**AIM:**
Leave out any picture and return the remaining listing below exactly as given.

## Start LISTED RECORDS

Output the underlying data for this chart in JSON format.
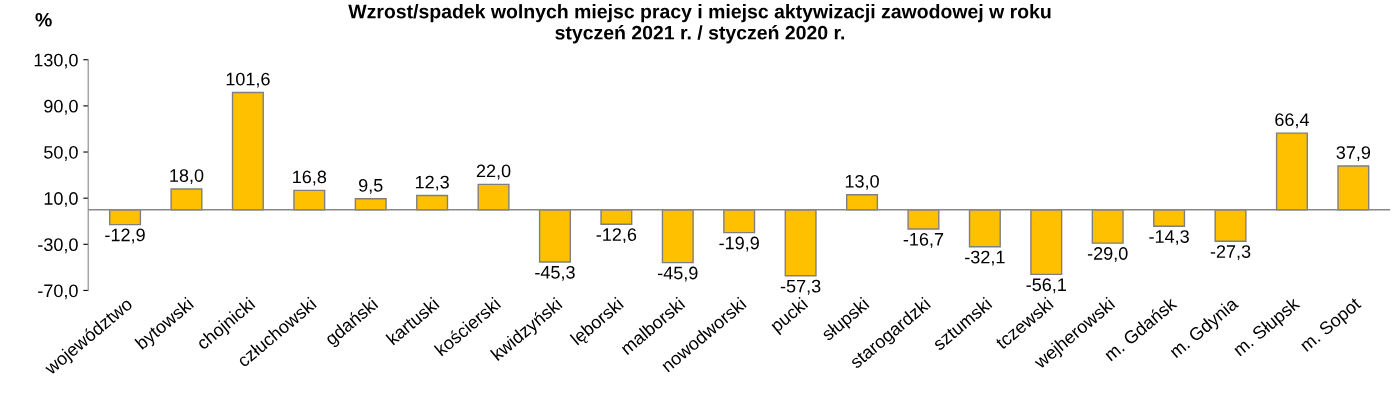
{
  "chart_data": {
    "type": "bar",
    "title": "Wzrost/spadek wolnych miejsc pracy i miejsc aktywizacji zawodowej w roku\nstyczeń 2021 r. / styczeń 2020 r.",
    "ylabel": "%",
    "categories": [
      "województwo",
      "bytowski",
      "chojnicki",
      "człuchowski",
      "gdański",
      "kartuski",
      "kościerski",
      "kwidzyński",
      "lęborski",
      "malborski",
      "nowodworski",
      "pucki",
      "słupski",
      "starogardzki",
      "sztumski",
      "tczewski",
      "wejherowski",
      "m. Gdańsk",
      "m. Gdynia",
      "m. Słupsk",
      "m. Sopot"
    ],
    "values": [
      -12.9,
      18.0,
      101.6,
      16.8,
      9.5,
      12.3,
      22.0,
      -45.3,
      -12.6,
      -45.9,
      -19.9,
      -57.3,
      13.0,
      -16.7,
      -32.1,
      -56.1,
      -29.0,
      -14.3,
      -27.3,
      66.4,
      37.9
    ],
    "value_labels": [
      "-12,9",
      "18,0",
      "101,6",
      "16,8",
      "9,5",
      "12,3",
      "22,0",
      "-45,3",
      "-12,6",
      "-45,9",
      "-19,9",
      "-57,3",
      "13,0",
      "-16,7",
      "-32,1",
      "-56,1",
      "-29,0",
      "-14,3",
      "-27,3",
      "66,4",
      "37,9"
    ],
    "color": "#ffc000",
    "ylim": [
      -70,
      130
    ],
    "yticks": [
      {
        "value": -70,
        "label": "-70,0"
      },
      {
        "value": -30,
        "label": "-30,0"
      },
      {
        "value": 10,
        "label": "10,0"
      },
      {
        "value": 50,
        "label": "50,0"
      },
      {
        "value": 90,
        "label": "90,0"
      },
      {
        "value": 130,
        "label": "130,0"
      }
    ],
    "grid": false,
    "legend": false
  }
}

## End LISTED RECORDS

**RESULT:**
Output the underlying data for this chart in JSON format.
{
  "chart_data": {
    "type": "bar",
    "title": "Wzrost/spadek wolnych miejsc pracy i miejsc aktywizacji zawodowej w roku\nstyczeń 2021 r. / styczeń 2020 r.",
    "ylabel": "%",
    "categories": [
      "województwo",
      "bytowski",
      "chojnicki",
      "człuchowski",
      "gdański",
      "kartuski",
      "kościerski",
      "kwidzyński",
      "lęborski",
      "malborski",
      "nowodworski",
      "pucki",
      "słupski",
      "starogardzki",
      "sztumski",
      "tczewski",
      "wejherowski",
      "m. Gdańsk",
      "m. Gdynia",
      "m. Słupsk",
      "m. Sopot"
    ],
    "values": [
      -12.9,
      18.0,
      101.6,
      16.8,
      9.5,
      12.3,
      22.0,
      -45.3,
      -12.6,
      -45.9,
      -19.9,
      -57.3,
      13.0,
      -16.7,
      -32.1,
      -56.1,
      -29.0,
      -14.3,
      -27.3,
      66.4,
      37.9
    ],
    "value_labels": [
      "-12,9",
      "18,0",
      "101,6",
      "16,8",
      "9,5",
      "12,3",
      "22,0",
      "-45,3",
      "-12,6",
      "-45,9",
      "-19,9",
      "-57,3",
      "13,0",
      "-16,7",
      "-32,1",
      "-56,1",
      "-29,0",
      "-14,3",
      "-27,3",
      "66,4",
      "37,9"
    ],
    "color": "#ffc000",
    "ylim": [
      -70,
      130
    ],
    "yticks": [
      {
        "value": -70,
        "label": "-70,0"
      },
      {
        "value": -30,
        "label": "-30,0"
      },
      {
        "value": 10,
        "label": "10,0"
      },
      {
        "value": 50,
        "label": "50,0"
      },
      {
        "value": 90,
        "label": "90,0"
      },
      {
        "value": 130,
        "label": "130,0"
      }
    ],
    "grid": false,
    "legend": false
  }
}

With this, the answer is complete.